A run of records:

----

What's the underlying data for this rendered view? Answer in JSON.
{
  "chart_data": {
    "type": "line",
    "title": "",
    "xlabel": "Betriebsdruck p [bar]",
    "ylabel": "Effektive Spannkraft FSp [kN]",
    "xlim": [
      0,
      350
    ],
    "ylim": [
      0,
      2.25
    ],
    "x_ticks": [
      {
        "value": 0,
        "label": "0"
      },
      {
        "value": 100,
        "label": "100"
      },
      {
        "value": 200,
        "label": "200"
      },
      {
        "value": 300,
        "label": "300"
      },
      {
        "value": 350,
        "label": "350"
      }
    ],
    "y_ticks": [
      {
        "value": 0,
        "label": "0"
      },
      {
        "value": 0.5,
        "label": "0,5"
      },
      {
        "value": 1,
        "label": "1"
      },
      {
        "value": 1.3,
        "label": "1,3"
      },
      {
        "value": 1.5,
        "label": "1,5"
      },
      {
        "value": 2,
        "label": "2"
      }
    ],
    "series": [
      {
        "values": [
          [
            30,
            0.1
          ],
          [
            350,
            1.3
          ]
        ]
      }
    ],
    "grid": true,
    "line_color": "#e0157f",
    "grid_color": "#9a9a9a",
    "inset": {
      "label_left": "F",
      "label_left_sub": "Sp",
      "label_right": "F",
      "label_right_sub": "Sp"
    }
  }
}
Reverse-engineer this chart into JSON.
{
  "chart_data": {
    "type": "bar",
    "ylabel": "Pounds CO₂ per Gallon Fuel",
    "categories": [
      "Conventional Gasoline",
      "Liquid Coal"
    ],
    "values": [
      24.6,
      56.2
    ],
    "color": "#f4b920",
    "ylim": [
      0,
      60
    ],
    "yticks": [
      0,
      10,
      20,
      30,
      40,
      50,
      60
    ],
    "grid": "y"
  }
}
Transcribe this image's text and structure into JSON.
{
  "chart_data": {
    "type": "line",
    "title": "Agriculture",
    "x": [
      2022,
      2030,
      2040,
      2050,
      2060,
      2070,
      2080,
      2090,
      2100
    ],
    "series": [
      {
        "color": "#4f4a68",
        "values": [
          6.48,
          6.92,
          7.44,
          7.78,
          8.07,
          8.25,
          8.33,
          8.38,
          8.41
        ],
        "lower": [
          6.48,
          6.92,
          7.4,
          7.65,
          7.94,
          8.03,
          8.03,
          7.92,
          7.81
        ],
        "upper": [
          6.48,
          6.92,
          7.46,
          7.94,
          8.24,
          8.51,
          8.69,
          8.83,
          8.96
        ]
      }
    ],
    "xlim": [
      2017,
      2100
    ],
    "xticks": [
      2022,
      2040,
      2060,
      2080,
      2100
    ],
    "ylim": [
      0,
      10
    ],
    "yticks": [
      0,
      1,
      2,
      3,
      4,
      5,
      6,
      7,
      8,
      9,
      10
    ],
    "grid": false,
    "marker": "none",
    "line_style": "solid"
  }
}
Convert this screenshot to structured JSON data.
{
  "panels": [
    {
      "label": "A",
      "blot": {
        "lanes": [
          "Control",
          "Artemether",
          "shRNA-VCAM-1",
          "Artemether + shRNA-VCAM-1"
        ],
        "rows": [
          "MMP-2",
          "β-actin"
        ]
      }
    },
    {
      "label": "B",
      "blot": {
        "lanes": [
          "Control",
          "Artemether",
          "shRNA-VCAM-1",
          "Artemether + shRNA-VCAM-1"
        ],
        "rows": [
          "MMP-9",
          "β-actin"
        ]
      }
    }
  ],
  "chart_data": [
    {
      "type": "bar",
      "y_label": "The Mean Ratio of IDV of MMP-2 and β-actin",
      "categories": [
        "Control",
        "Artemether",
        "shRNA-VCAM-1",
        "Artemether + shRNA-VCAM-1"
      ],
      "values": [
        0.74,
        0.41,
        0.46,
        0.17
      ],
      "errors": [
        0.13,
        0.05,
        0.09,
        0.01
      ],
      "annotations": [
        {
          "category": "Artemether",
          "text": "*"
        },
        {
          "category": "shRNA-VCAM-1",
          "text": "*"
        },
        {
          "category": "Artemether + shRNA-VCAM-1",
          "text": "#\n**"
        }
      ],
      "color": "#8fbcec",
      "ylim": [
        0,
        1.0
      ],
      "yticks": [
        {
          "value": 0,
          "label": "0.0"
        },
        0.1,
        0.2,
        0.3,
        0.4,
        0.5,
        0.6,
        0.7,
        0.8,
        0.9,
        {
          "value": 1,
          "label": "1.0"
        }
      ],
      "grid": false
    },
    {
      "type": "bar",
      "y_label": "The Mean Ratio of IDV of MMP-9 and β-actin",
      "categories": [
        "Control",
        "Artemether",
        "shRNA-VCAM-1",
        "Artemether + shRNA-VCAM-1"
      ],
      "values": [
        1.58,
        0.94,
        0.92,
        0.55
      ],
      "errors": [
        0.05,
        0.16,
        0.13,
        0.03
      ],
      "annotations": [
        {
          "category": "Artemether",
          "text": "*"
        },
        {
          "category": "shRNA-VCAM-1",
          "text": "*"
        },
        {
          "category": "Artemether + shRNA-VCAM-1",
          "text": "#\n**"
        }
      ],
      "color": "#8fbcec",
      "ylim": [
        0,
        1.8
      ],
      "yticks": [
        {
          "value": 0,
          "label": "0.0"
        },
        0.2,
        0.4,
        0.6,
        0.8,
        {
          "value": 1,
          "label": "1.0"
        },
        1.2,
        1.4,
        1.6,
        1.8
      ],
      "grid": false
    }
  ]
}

----

▶ **The problem**:
Reproduce the records above exactly.

▶ **Task output**:
What's the underlying data for this rendered view? Answer in JSON.
{
  "chart_data": {
    "type": "line",
    "title": "",
    "xlabel": "Betriebsdruck p [bar]",
    "ylabel": "Effektive Spannkraft FSp [kN]",
    "xlim": [
      0,
      350
    ],
    "ylim": [
      0,
      2.25
    ],
    "x_ticks": [
      {
        "value": 0,
        "label": "0"
      },
      {
        "value": 100,
        "label": "100"
      },
      {
        "value": 200,
        "label": "200"
      },
      {
        "value": 300,
        "label": "300"
      },
      {
        "value": 350,
        "label": "350"
      }
    ],
    "y_ticks": [
      {
        "value": 0,
        "label": "0"
      },
      {
        "value": 0.5,
        "label": "0,5"
      },
      {
        "value": 1,
        "label": "1"
      },
      {
        "value": 1.3,
        "label": "1,3"
      },
      {
        "value": 1.5,
        "label": "1,5"
      },
      {
        "value": 2,
        "label": "2"
      }
    ],
    "series": [
      {
        "values": [
          [
            30,
            0.1
          ],
          [
            350,
            1.3
          ]
        ]
      }
    ],
    "grid": true,
    "line_color": "#e0157f",
    "grid_color": "#9a9a9a",
    "inset": {
      "label_left": "F",
      "label_left_sub": "Sp",
      "label_right": "F",
      "label_right_sub": "Sp"
    }
  }
}
Reverse-engineer this chart into JSON.
{
  "chart_data": {
    "type": "bar",
    "ylabel": "Pounds CO₂ per Gallon Fuel",
    "categories": [
      "Conventional Gasoline",
      "Liquid Coal"
    ],
    "values": [
      24.6,
      56.2
    ],
    "color": "#f4b920",
    "ylim": [
      0,
      60
    ],
    "yticks": [
      0,
      10,
      20,
      30,
      40,
      50,
      60
    ],
    "grid": "y"
  }
}
Transcribe this image's text and structure into JSON.
{
  "chart_data": {
    "type": "line",
    "title": "Agriculture",
    "x": [
      2022,
      2030,
      2040,
      2050,
      2060,
      2070,
      2080,
      2090,
      2100
    ],
    "series": [
      {
        "color": "#4f4a68",
        "values": [
          6.48,
          6.92,
          7.44,
          7.78,
          8.07,
          8.25,
          8.33,
          8.38,
          8.41
        ],
        "lower": [
          6.48,
          6.92,
          7.4,
          7.65,
          7.94,
          8.03,
          8.03,
          7.92,
          7.81
        ],
        "upper": [
          6.48,
          6.92,
          7.46,
          7.94,
          8.24,
          8.51,
          8.69,
          8.83,
          8.96
        ]
      }
    ],
    "xlim": [
      2017,
      2100
    ],
    "xticks": [
      2022,
      2040,
      2060,
      2080,
      2100
    ],
    "ylim": [
      0,
      10
    ],
    "yticks": [
      0,
      1,
      2,
      3,
      4,
      5,
      6,
      7,
      8,
      9,
      10
    ],
    "grid": false,
    "marker": "none",
    "line_style": "solid"
  }
}
Convert this screenshot to structured JSON data.
{
  "panels": [
    {
      "label": "A",
      "blot": {
        "lanes": [
          "Control",
          "Artemether",
          "shRNA-VCAM-1",
          "Artemether + shRNA-VCAM-1"
        ],
        "rows": [
          "MMP-2",
          "β-actin"
        ]
      }
    },
    {
      "label": "B",
      "blot": {
        "lanes": [
          "Control",
          "Artemether",
          "shRNA-VCAM-1",
          "Artemether + shRNA-VCAM-1"
        ],
        "rows": [
          "MMP-9",
          "β-actin"
        ]
      }
    }
  ],
  "chart_data": [
    {
      "type": "bar",
      "y_label": "The Mean Ratio of IDV of MMP-2 and β-actin",
      "categories": [
        "Control",
        "Artemether",
        "shRNA-VCAM-1",
        "Artemether + shRNA-VCAM-1"
      ],
      "values": [
        0.74,
        0.41,
        0.46,
        0.17
      ],
      "errors": [
        0.13,
        0.05,
        0.09,
        0.01
      ],
      "annotations": [
        {
          "category": "Artemether",
          "text": "*"
        },
        {
          "category": "shRNA-VCAM-1",
          "text": "*"
        },
        {
          "category": "Artemether + shRNA-VCAM-1",
          "text": "#\n**"
        }
      ],
      "color": "#8fbcec",
      "ylim": [
        0,
        1.0
      ],
      "yticks": [
        {
          "value": 0,
          "label": "0.0"
        },
        0.1,
        0.2,
        0.3,
        0.4,
        0.5,
        0.6,
        0.7,
        0.8,
        0.9,
        {
          "value": 1,
          "label": "1.0"
        }
      ],
      "grid": false
    },
    {
      "type": "bar",
      "y_label": "The Mean Ratio of IDV of MMP-9 and β-actin",
      "categories": [
        "Control",
        "Artemether",
        "shRNA-VCAM-1",
        "Artemether + shRNA-VCAM-1"
      ],
      "values": [
        1.58,
        0.94,
        0.92,
        0.55
      ],
      "errors": [
        0.05,
        0.16,
        0.13,
        0.03
      ],
      "annotations": [
        {
          "category": "Artemether",
          "text": "*"
        },
        {
          "category": "shRNA-VCAM-1",
          "text": "*"
        },
        {
          "category": "Artemether + shRNA-VCAM-1",
          "text": "#\n**"
        }
      ],
      "color": "#8fbcec",
      "ylim": [
        0,
        1.8
      ],
      "yticks": [
        {
          "value": 0,
          "label": "0.0"
        },
        0.2,
        0.4,
        0.6,
        0.8,
        {
          "value": 1,
          "label": "1.0"
        },
        1.2,
        1.4,
        1.6,
        1.8
      ],
      "grid": false
    }
  ]
}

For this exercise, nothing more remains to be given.